→ Goal: Return the number of lines in which the word "Confounds" appears; add nothing else.

Dataset excerpt:
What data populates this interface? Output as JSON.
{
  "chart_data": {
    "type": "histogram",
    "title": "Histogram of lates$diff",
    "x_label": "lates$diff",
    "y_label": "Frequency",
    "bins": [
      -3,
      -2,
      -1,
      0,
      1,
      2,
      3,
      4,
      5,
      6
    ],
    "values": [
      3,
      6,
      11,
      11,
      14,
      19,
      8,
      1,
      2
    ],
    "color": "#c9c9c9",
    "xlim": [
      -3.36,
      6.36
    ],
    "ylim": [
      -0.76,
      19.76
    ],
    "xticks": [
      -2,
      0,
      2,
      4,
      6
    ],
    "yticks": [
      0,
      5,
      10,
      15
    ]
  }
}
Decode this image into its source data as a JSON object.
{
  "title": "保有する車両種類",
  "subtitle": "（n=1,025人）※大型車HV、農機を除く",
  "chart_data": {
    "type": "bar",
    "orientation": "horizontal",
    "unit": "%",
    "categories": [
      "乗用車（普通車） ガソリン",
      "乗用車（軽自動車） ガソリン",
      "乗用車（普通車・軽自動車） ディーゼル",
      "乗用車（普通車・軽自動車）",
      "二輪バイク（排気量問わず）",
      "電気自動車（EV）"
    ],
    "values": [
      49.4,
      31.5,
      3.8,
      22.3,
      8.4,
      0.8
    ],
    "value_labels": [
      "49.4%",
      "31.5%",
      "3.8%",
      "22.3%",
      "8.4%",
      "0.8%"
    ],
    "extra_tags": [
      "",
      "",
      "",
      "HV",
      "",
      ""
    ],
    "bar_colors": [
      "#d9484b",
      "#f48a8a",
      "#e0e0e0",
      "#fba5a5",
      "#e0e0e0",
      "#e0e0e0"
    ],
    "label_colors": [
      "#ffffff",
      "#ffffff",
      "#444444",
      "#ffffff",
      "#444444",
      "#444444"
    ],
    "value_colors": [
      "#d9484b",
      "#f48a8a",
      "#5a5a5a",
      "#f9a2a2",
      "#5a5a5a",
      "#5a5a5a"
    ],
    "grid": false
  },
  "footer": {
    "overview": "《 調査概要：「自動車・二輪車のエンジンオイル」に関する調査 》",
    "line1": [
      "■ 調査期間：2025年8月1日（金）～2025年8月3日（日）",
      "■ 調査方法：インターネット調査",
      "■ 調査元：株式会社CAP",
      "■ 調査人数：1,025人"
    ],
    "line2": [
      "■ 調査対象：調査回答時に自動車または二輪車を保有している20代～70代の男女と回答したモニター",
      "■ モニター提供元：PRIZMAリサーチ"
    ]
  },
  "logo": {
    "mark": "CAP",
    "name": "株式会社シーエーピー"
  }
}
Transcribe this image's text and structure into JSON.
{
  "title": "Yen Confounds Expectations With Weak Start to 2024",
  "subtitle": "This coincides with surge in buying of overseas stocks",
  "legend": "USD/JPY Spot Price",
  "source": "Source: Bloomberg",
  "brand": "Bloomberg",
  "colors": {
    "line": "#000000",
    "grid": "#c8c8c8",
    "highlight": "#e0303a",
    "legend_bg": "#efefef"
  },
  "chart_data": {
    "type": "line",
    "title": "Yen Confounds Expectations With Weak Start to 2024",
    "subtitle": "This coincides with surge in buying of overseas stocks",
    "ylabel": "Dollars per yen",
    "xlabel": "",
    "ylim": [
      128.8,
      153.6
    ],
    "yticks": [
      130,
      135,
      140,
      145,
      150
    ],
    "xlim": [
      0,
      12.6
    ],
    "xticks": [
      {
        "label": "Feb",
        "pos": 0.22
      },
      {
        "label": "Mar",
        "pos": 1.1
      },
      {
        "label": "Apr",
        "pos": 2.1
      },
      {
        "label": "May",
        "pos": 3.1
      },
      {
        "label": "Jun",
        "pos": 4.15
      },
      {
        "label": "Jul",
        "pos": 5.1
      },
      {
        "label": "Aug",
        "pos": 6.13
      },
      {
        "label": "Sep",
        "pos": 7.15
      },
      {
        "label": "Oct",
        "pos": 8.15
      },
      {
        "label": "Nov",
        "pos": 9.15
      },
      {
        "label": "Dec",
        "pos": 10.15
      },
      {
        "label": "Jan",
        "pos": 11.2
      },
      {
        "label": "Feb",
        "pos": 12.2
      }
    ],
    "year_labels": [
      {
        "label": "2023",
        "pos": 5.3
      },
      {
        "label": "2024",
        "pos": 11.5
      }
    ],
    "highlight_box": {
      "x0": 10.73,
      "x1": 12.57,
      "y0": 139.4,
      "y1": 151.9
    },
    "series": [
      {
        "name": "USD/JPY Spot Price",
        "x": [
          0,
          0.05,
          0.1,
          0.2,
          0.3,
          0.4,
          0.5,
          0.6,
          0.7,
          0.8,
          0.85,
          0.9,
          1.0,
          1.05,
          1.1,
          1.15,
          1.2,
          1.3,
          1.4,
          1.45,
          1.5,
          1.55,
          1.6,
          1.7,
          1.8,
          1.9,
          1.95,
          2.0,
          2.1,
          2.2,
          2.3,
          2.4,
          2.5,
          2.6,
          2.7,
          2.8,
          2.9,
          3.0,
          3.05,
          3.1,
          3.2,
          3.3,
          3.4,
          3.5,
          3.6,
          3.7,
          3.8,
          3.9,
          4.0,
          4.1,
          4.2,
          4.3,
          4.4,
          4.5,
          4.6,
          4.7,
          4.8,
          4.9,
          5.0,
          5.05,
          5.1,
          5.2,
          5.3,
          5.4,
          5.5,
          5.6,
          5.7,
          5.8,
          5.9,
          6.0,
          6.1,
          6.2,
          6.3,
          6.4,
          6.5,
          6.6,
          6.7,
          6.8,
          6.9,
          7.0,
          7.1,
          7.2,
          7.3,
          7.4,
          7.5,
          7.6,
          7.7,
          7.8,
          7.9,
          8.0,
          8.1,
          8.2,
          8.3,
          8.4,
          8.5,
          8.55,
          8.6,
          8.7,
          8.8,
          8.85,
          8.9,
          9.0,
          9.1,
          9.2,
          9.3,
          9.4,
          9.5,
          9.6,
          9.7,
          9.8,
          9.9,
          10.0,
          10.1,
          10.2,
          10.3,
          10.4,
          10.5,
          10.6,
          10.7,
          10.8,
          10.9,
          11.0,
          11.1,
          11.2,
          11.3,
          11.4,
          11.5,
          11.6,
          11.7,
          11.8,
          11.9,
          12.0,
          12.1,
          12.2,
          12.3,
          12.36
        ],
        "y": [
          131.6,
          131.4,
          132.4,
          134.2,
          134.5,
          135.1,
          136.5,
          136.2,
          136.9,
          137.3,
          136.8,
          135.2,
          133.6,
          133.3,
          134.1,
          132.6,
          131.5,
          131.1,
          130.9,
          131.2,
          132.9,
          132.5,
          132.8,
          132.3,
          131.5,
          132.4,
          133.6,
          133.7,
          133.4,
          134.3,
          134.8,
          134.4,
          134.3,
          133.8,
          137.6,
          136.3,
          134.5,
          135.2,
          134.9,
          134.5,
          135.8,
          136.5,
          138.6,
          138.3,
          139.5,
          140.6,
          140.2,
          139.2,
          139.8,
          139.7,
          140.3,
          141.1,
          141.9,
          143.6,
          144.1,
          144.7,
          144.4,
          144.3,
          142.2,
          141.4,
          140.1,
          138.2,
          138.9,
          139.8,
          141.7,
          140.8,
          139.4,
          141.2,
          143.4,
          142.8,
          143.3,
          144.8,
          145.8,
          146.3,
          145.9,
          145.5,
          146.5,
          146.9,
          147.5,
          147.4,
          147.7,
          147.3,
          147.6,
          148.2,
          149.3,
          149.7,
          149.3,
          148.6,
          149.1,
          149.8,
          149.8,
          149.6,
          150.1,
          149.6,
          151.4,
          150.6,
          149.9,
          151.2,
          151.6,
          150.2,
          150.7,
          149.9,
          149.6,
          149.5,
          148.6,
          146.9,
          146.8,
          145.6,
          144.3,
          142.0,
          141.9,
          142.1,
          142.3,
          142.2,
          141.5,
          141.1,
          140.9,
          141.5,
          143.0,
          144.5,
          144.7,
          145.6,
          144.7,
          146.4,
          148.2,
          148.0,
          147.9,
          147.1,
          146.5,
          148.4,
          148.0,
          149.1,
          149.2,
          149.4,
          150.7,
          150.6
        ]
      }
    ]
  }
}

→ Completed task: 2